• **Instruction**
From the line with "svg-text:5.600: 5.600 bbox=[371, 34, 380, 38]" to the line with "svg-text:RL: RL bbox=[50, 19, 54, 23]", swap "BRICK" for "STONE" and write out only those lines, leaving everything else in them unchanged.

Annotated element listings
= = = = = = =
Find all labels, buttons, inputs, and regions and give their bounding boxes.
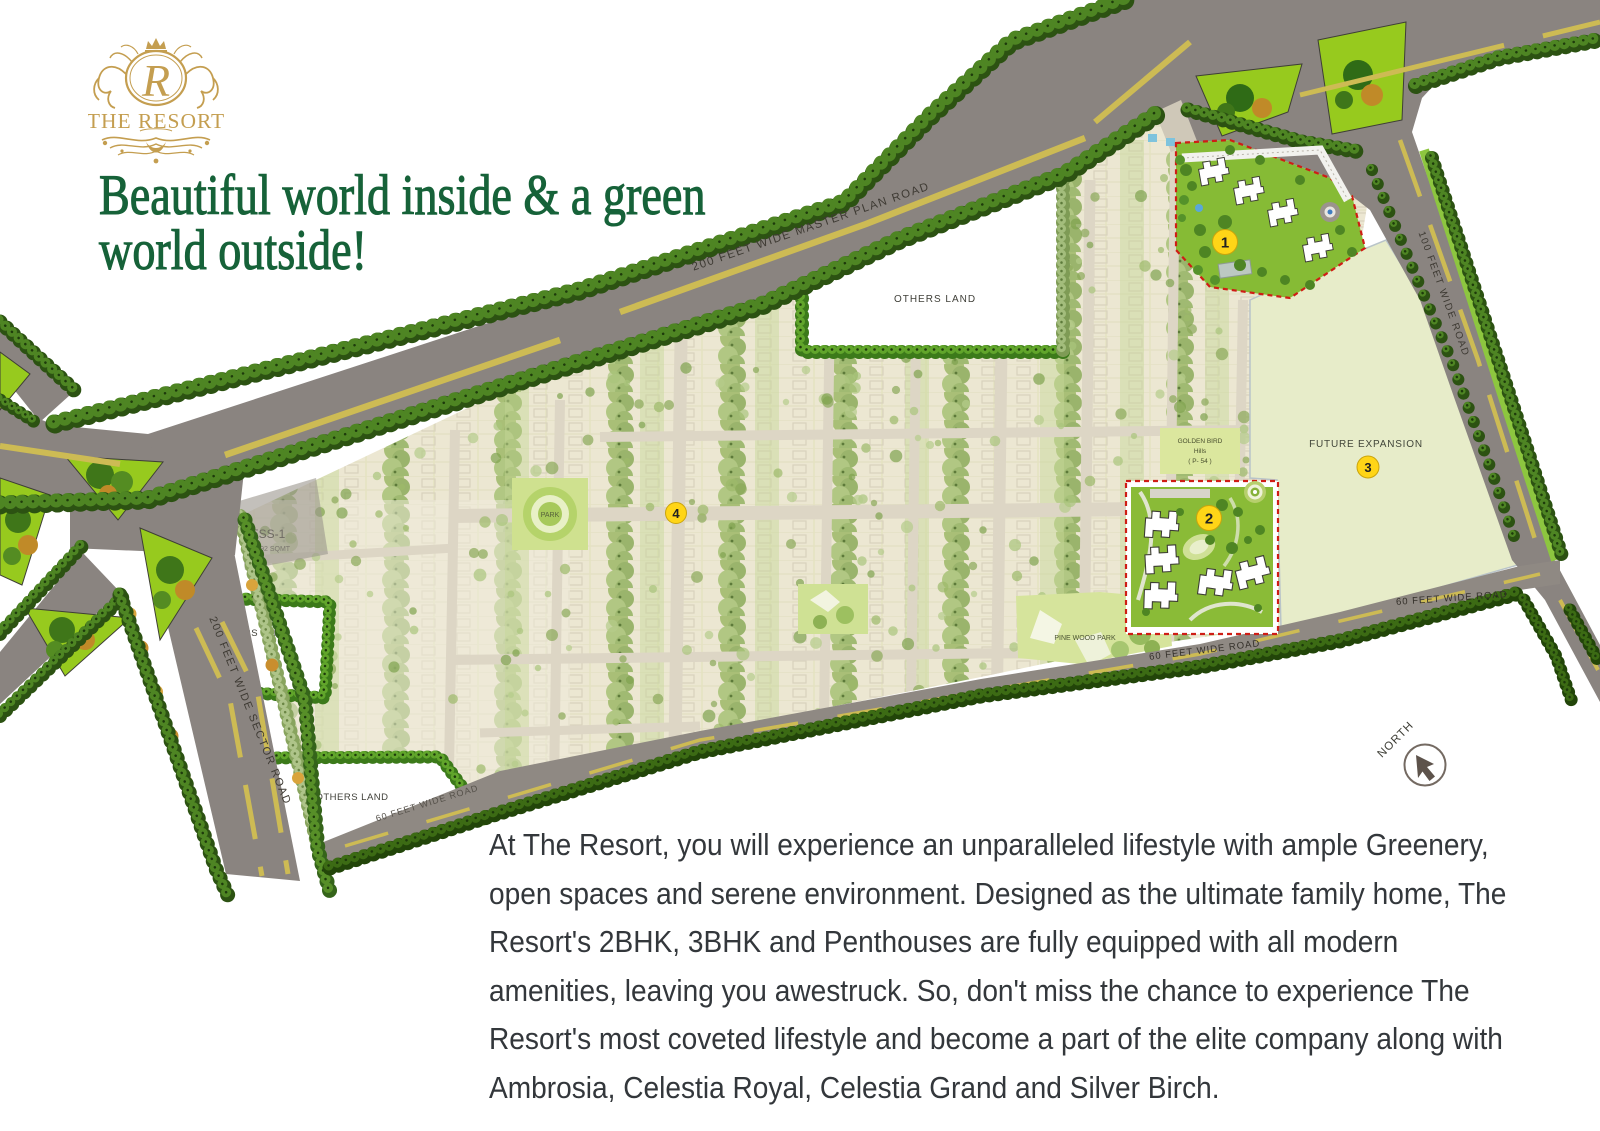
svg-text:THE RESORT: THE RESORT bbox=[88, 109, 225, 133]
svg-text:Hills: Hills bbox=[1194, 448, 1207, 455]
svg-text:4: 4 bbox=[672, 506, 680, 521]
svg-text:R: R bbox=[141, 55, 170, 106]
svg-text:3: 3 bbox=[1364, 460, 1371, 475]
svg-text:FUTURE EXPANSION: FUTURE EXPANSION bbox=[1309, 439, 1423, 450]
svg-text:PARK: PARK bbox=[541, 512, 560, 519]
svg-text:OTHERS LAND: OTHERS LAND bbox=[315, 792, 388, 803]
svg-text:GOLDEN BIRD: GOLDEN BIRD bbox=[1178, 438, 1223, 445]
svg-text:1: 1 bbox=[1221, 235, 1229, 252]
svg-text:PINE WOOD PARK: PINE WOOD PARK bbox=[1054, 635, 1116, 642]
svg-text:2: 2 bbox=[1205, 511, 1213, 528]
svg-text:( P- 54 ): ( P- 54 ) bbox=[1188, 458, 1211, 465]
svg-text:OTHERS LAND: OTHERS LAND bbox=[894, 294, 976, 305]
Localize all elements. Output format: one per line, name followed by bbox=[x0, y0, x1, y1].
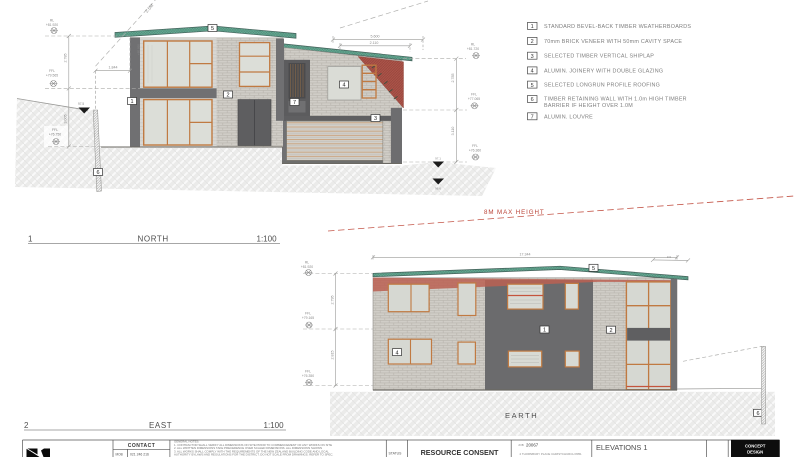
svg-text:5.600: 5.600 bbox=[371, 34, 380, 38]
svg-text:6: 6 bbox=[756, 411, 759, 417]
svg-text:021 246 216: 021 246 216 bbox=[130, 452, 149, 456]
svg-text:1:100: 1:100 bbox=[257, 235, 278, 244]
svg-text:97.1: 97.1 bbox=[435, 157, 441, 161]
svg-text:4: 4 bbox=[531, 69, 534, 75]
svg-text:3: 3 bbox=[531, 54, 534, 60]
svg-text:NORTH: NORTH bbox=[138, 235, 169, 244]
svg-text:+81.920: +81.920 bbox=[46, 23, 58, 27]
svg-text:2.815: 2.815 bbox=[330, 351, 334, 360]
svg-text:STATUS: STATUS bbox=[389, 452, 403, 456]
svg-text:1: 1 bbox=[543, 328, 546, 334]
svg-text:+77.065: +77.065 bbox=[468, 97, 480, 101]
svg-text:+81.720: +81.720 bbox=[467, 47, 479, 51]
svg-text:70mm BRICK VENEER WITH 50mm CA: 70mm BRICK VENEER WITH 50mm CAVITY SPACE bbox=[544, 39, 682, 45]
svg-text:RL: RL bbox=[305, 261, 309, 265]
svg-text:17.344: 17.344 bbox=[520, 253, 531, 257]
svg-text:7: 7 bbox=[293, 100, 296, 106]
svg-text:RESOURCE CONSENT: RESOURCE CONSENT bbox=[421, 448, 499, 457]
svg-text:AUTHORITY BYLAWS AND REGULATIO: AUTHORITY BYLAWS AND REGULATIONS FOR THE… bbox=[174, 453, 333, 457]
svg-text:RL: RL bbox=[50, 19, 54, 23]
svg-text:+81.920: +81.920 bbox=[301, 265, 313, 269]
svg-text:2: 2 bbox=[531, 39, 534, 45]
svg-text:1: 1 bbox=[531, 24, 534, 30]
svg-text:FFL: FFL bbox=[305, 312, 311, 316]
svg-text:2: 2 bbox=[24, 421, 29, 430]
svg-text:2 THORNBURY PLACE CHRISTCHURC: 2 THORNBURY PLACE CHRISTCHURCH 8051 bbox=[520, 452, 583, 456]
svg-text:2: 2 bbox=[609, 328, 612, 334]
svg-text:CONCEPT: CONCEPT bbox=[745, 444, 766, 449]
svg-text:97.5: 97.5 bbox=[78, 102, 84, 106]
svg-text:FFL: FFL bbox=[49, 69, 55, 73]
svg-text:EAST: EAST bbox=[149, 421, 172, 430]
svg-text:0.9: 0.9 bbox=[667, 255, 672, 259]
svg-text:20067: 20067 bbox=[526, 442, 539, 447]
svg-text:EARTH: EARTH bbox=[505, 411, 538, 420]
svg-text:2.795: 2.795 bbox=[330, 296, 334, 305]
svg-text:2.110: 2.110 bbox=[370, 41, 379, 45]
svg-text:4: 4 bbox=[395, 350, 398, 356]
svg-text:3.005: 3.005 bbox=[64, 115, 68, 124]
svg-text:ALUMIN. JOINERY WITH DOUBLE GL: ALUMIN. JOINERY WITH DOUBLE GLAZING bbox=[544, 68, 663, 74]
svg-text:8M MAX HEIGHT: 8M MAX HEIGHT bbox=[484, 209, 545, 216]
svg-text:1: 1 bbox=[130, 99, 133, 105]
svg-text:4: 4 bbox=[342, 83, 345, 89]
svg-text:FFL: FFL bbox=[305, 369, 311, 373]
svg-text:CONTACT: CONTACT bbox=[128, 443, 156, 449]
svg-text:2.785: 2.785 bbox=[64, 54, 68, 63]
svg-text:SELECTED LONGRUN PROFILE ROO: SELECTED LONGRUN PROFILE ROOFING bbox=[544, 83, 660, 89]
svg-text:3: 3 bbox=[374, 116, 377, 122]
svg-text:2.785: 2.785 bbox=[451, 74, 455, 83]
svg-text:STANDARD BEVEL-BACK TIMBER WEA: STANDARD BEVEL-BACK TIMBER WEATHERBOARDS bbox=[544, 24, 691, 30]
svg-text:+80.950: +80.950 bbox=[137, 44, 141, 55]
svg-text:BARRIER IF HEIGHT OVER 1.0M: BARRIER IF HEIGHT OVER 1.0M bbox=[544, 103, 633, 109]
svg-text:+79.565: +79.565 bbox=[46, 74, 58, 78]
svg-text:1.844: 1.844 bbox=[109, 66, 118, 70]
svg-text:SELECTED TIMBER VERTICAL SHIPL: SELECTED TIMBER VERTICAL SHIPLAP bbox=[544, 54, 654, 60]
svg-text:+79.165: +79.165 bbox=[302, 316, 314, 320]
svg-text:6: 6 bbox=[531, 97, 534, 103]
svg-text:FFL: FFL bbox=[472, 144, 478, 148]
svg-text:2: 2 bbox=[226, 93, 229, 99]
svg-text:DESIGN: DESIGN bbox=[747, 449, 763, 454]
svg-text:JOB: JOB bbox=[518, 443, 524, 447]
svg-text:1: 1 bbox=[28, 235, 33, 244]
svg-text:96.6: 96.6 bbox=[435, 187, 441, 191]
svg-text:MOB: MOB bbox=[116, 452, 123, 456]
svg-text:1:100: 1:100 bbox=[264, 421, 285, 430]
svg-text:RL: RL bbox=[471, 43, 475, 47]
svg-text:TIMBER RETAINING WALL WITH 1.0: TIMBER RETAINING WALL WITH 1.0m HIGH TIM… bbox=[544, 97, 687, 103]
svg-text:2.5M: 2.5M bbox=[144, 3, 155, 14]
svg-text:+76.750: +76.750 bbox=[49, 133, 61, 137]
svg-text:FFL: FFL bbox=[52, 128, 58, 132]
svg-text:ALUMIN. LOUVRE: ALUMIN. LOUVRE bbox=[544, 114, 593, 120]
svg-text:+76.360: +76.360 bbox=[469, 149, 481, 153]
svg-text:5: 5 bbox=[531, 83, 534, 89]
svg-text:5: 5 bbox=[211, 26, 214, 32]
svg-text:FFL: FFL bbox=[471, 93, 477, 97]
svg-text:5: 5 bbox=[592, 266, 595, 272]
svg-text:ELEVATIONS 1: ELEVATIONS 1 bbox=[596, 443, 647, 452]
svg-text:7: 7 bbox=[531, 115, 534, 121]
svg-text:3.110: 3.110 bbox=[451, 127, 455, 136]
svg-text:+76.350: +76.350 bbox=[302, 374, 314, 378]
svg-text:6: 6 bbox=[96, 170, 99, 176]
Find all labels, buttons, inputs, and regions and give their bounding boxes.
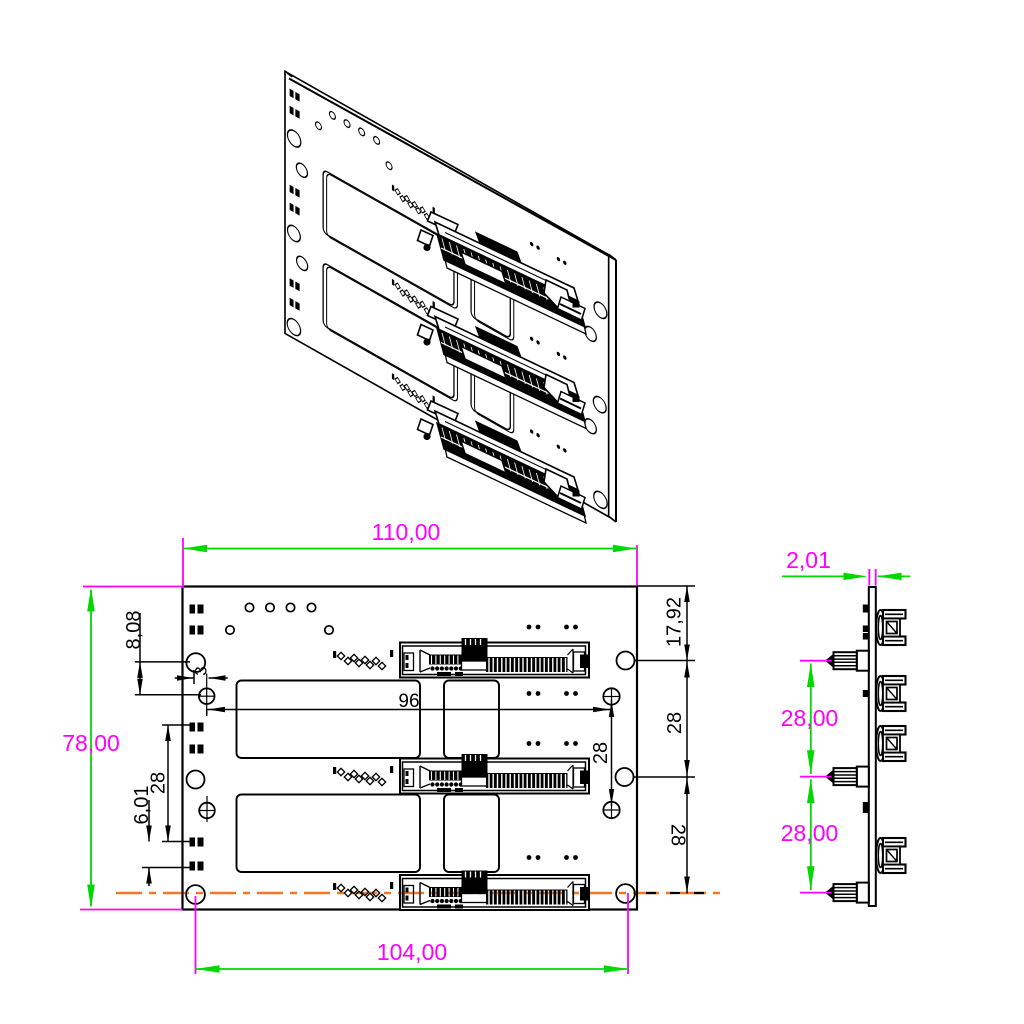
svg-text:78,00: 78,00: [62, 730, 120, 756]
svg-text:8,08: 8,08: [123, 611, 145, 650]
svg-text:96: 96: [398, 691, 419, 712]
svg-text:17,92: 17,92: [664, 597, 686, 647]
svg-text:28: 28: [664, 712, 686, 734]
svg-text:28: 28: [667, 824, 689, 846]
svg-text:2,01: 2,01: [786, 547, 831, 573]
svg-text:6,01: 6,01: [131, 786, 153, 825]
svg-text:28,00: 28,00: [781, 820, 839, 846]
svg-text:28,00: 28,00: [781, 705, 839, 731]
svg-text:104,00: 104,00: [377, 939, 447, 965]
svg-text:3: 3: [192, 666, 211, 675]
svg-text:110,00: 110,00: [372, 519, 441, 545]
svg-text:28: 28: [590, 742, 612, 764]
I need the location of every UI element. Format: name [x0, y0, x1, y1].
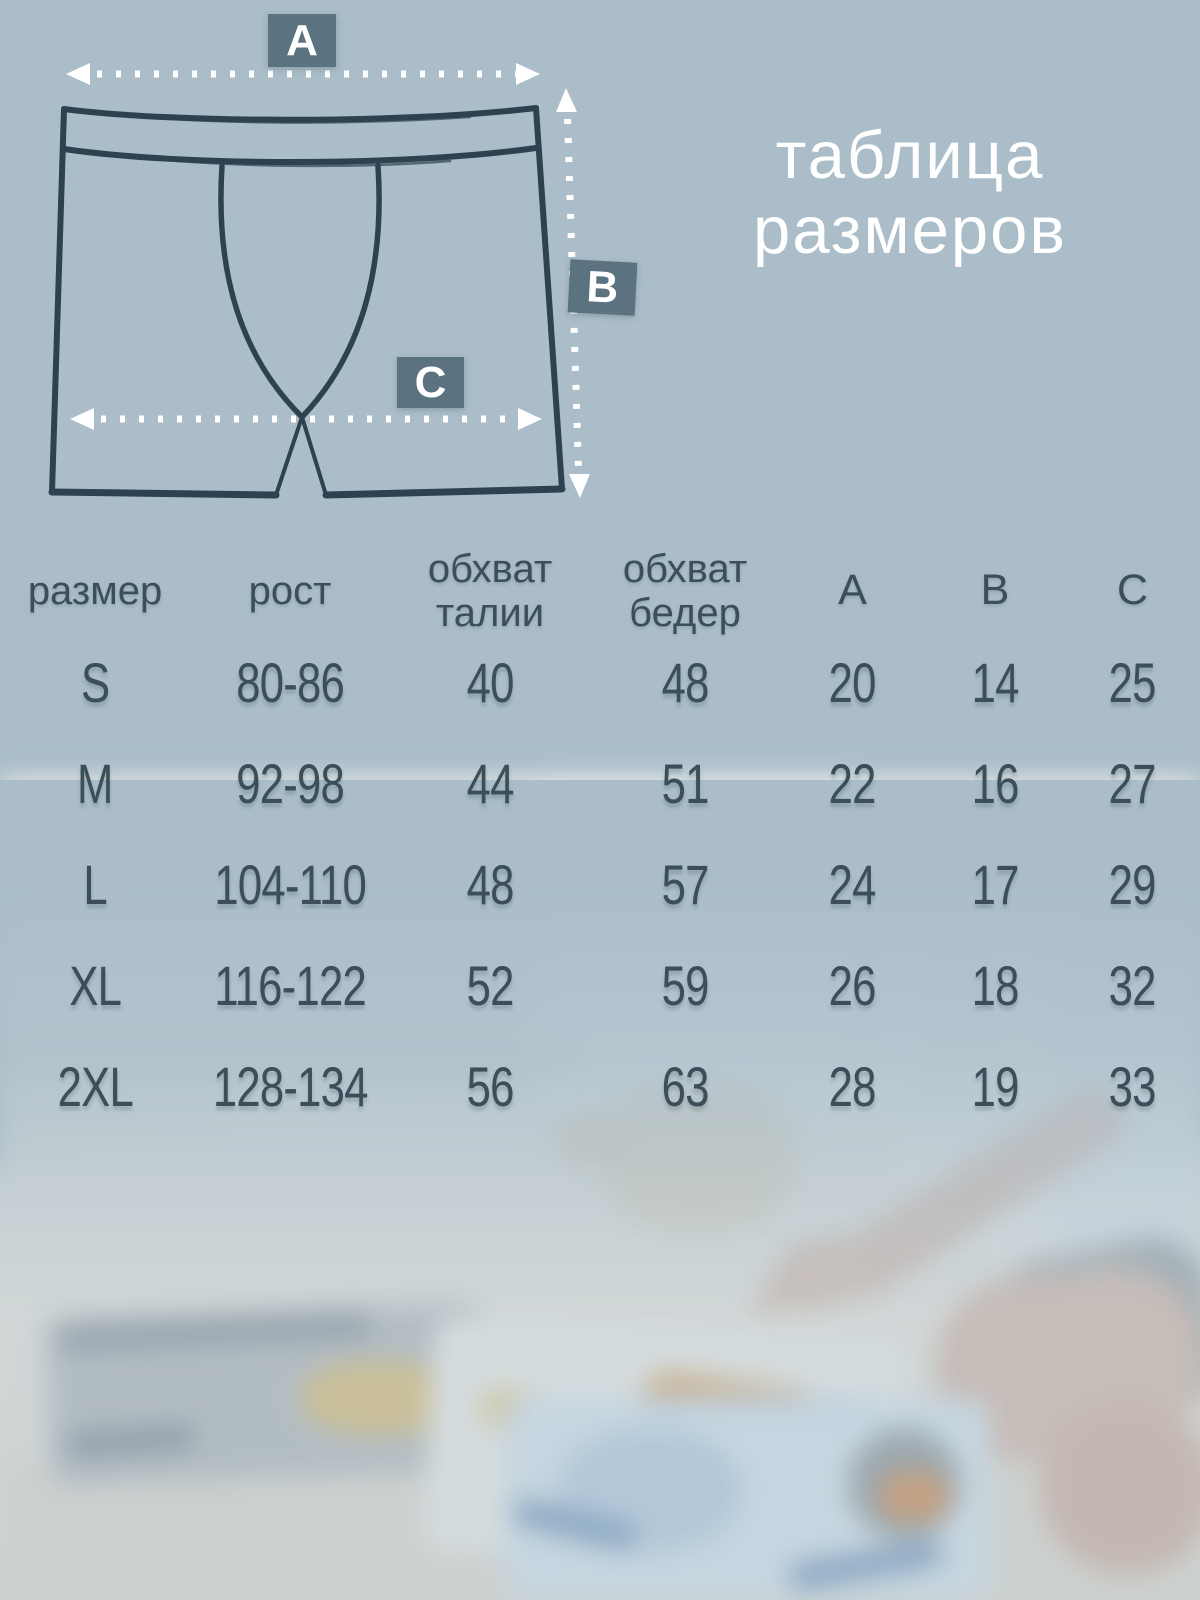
value: 63	[661, 1054, 708, 1119]
row-l-a: 24	[780, 852, 925, 917]
value: 80-86	[236, 650, 344, 715]
row-s-waist: 40	[390, 650, 590, 715]
title-line-1: таблица	[620, 118, 1200, 193]
value: 28	[829, 1054, 876, 1119]
row-m-waist: 44	[390, 751, 590, 816]
value: 59	[661, 953, 708, 1018]
row-l-b: 17	[925, 852, 1065, 917]
size-chart-infographic: A B C таблица размеров размер рост обхва…	[0, 0, 1200, 1600]
value: 92-98	[236, 751, 344, 816]
col-header-height: рост	[190, 569, 390, 613]
value: 116-122	[214, 953, 366, 1018]
col-header-size: размер	[0, 569, 190, 613]
row-m-height: 92-98	[190, 751, 390, 816]
col-header-a: A	[780, 567, 925, 614]
value: 2XL	[57, 1054, 132, 1119]
value: 57	[661, 852, 708, 917]
value: 25	[1109, 650, 1156, 715]
value: M	[77, 751, 113, 816]
value: 18	[971, 953, 1018, 1018]
row-l-hips: 57	[590, 852, 780, 917]
row-2xl-c: 33	[1065, 1054, 1200, 1119]
value: 33	[1109, 1054, 1156, 1119]
row-m-hips: 51	[590, 751, 780, 816]
row-s-b: 14	[925, 650, 1065, 715]
row-xl-waist: 52	[390, 953, 590, 1018]
value: 14	[971, 650, 1018, 715]
dimension-label-a: A	[268, 14, 336, 67]
col-header-waist-line2: талии	[390, 591, 590, 635]
row-s-height: 80-86	[190, 650, 390, 715]
row-m-size: M	[0, 751, 190, 816]
value: 19	[971, 1054, 1018, 1119]
size-table-body: S 80-86 40 48 20 14 25 M 92-98 44 51 22 …	[0, 632, 1200, 1137]
value: 22	[829, 751, 876, 816]
value: 29	[1109, 852, 1156, 917]
col-header-hips: обхват бедер	[590, 547, 780, 635]
garment-outline	[52, 108, 562, 495]
row-xl-b: 18	[925, 953, 1065, 1018]
row-xl-size: XL	[0, 953, 190, 1018]
row-xl-height: 116-122	[190, 953, 390, 1018]
row-l-size: L	[0, 852, 190, 917]
value: 52	[466, 953, 513, 1018]
row-l-c: 29	[1065, 852, 1200, 917]
title-line-2: размеров	[620, 193, 1200, 268]
value: 104-110	[214, 852, 366, 917]
dimension-letter: C	[415, 358, 447, 408]
row-2xl-a: 28	[780, 1054, 925, 1119]
value: 32	[1109, 953, 1156, 1018]
value: 27	[1109, 751, 1156, 816]
value: 24	[829, 852, 876, 917]
row-m-b: 16	[925, 751, 1065, 816]
value: 128-134	[213, 1054, 368, 1119]
dimension-label-c: C	[397, 357, 464, 408]
col-header-b: B	[925, 567, 1065, 614]
value: 48	[466, 852, 513, 917]
row-xl-c: 32	[1065, 953, 1200, 1018]
dimension-letter: A	[286, 16, 318, 66]
value: S	[81, 650, 109, 715]
row-s-hips: 48	[590, 650, 780, 715]
row-2xl-b: 19	[925, 1054, 1065, 1119]
row-2xl-hips: 63	[590, 1054, 780, 1119]
col-header-waist-line1: обхват	[390, 547, 590, 591]
value: 56	[466, 1054, 513, 1119]
value: 16	[971, 751, 1018, 816]
value: 48	[661, 650, 708, 715]
col-header-hips-line2: бедер	[590, 591, 780, 635]
arrow-c	[70, 408, 542, 430]
col-header-waist: обхват талии	[390, 547, 590, 635]
value: 44	[466, 751, 513, 816]
row-2xl-waist: 56	[390, 1054, 590, 1119]
row-s-a: 20	[780, 650, 925, 715]
row-2xl-size: 2XL	[0, 1054, 190, 1119]
value: L	[83, 852, 107, 917]
value: 20	[829, 650, 876, 715]
dimension-letter: B	[585, 262, 619, 314]
row-l-waist: 48	[390, 852, 590, 917]
row-s-size: S	[0, 650, 190, 715]
row-l-height: 104-110	[190, 852, 390, 917]
col-header-hips-line1: обхват	[590, 547, 780, 591]
row-2xl-height: 128-134	[190, 1054, 390, 1119]
row-m-a: 22	[780, 751, 925, 816]
dimension-label-b: B	[568, 259, 638, 315]
value: 40	[466, 650, 513, 715]
col-header-c: C	[1065, 567, 1200, 614]
value: 26	[829, 953, 876, 1018]
value: 51	[661, 751, 708, 816]
value: XL	[69, 953, 121, 1018]
row-m-c: 27	[1065, 751, 1200, 816]
row-xl-a: 26	[780, 953, 925, 1018]
row-s-c: 25	[1065, 650, 1200, 715]
page-title: таблица размеров	[620, 118, 1200, 268]
row-xl-hips: 59	[590, 953, 780, 1018]
value: 17	[971, 852, 1018, 917]
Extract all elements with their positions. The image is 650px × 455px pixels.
= = = = = = =
• **The output**
svg-text:5.600: 5.600 bbox=[371, 34, 380, 38]
svg-text:6: 6 bbox=[756, 411, 759, 417]
svg-text:021 246 216: 021 246 216 bbox=[130, 452, 149, 456]
svg-text:1:100: 1:100 bbox=[257, 235, 278, 244]
svg-text:97.1: 97.1 bbox=[435, 157, 441, 161]
svg-text:4: 4 bbox=[531, 69, 534, 75]
svg-text:3: 3 bbox=[531, 54, 534, 60]
svg-text:NORTH: NORTH bbox=[138, 235, 169, 244]
svg-text:+81.920: +81.920 bbox=[46, 23, 58, 27]
svg-text:2.815: 2.815 bbox=[330, 351, 334, 360]
svg-text:STATUS: STATUS bbox=[389, 452, 403, 456]
svg-text:1: 1 bbox=[543, 328, 546, 334]
svg-text:+77.065: +77.065 bbox=[468, 97, 480, 101]
svg-text:+81.720: +81.720 bbox=[467, 47, 479, 51]
svg-text:70mm STONE VENEER WITH 50mm CA: 70mm STONE VENEER WITH 50mm CAVITY SPACE bbox=[544, 39, 682, 45]
svg-text:RL: RL bbox=[305, 261, 309, 265]
svg-text:17.344: 17.344 bbox=[520, 253, 531, 257]
svg-text:7: 7 bbox=[293, 100, 296, 106]
svg-text:RESOURCE CONSENT: RESOURCE CONSENT bbox=[421, 448, 499, 457]
svg-text:AUTHORITY BYLAWS AND REGULATIO: AUTHORITY BYLAWS AND REGULATIONS FOR THE… bbox=[174, 453, 333, 457]
svg-text:RL: RL bbox=[50, 19, 54, 23]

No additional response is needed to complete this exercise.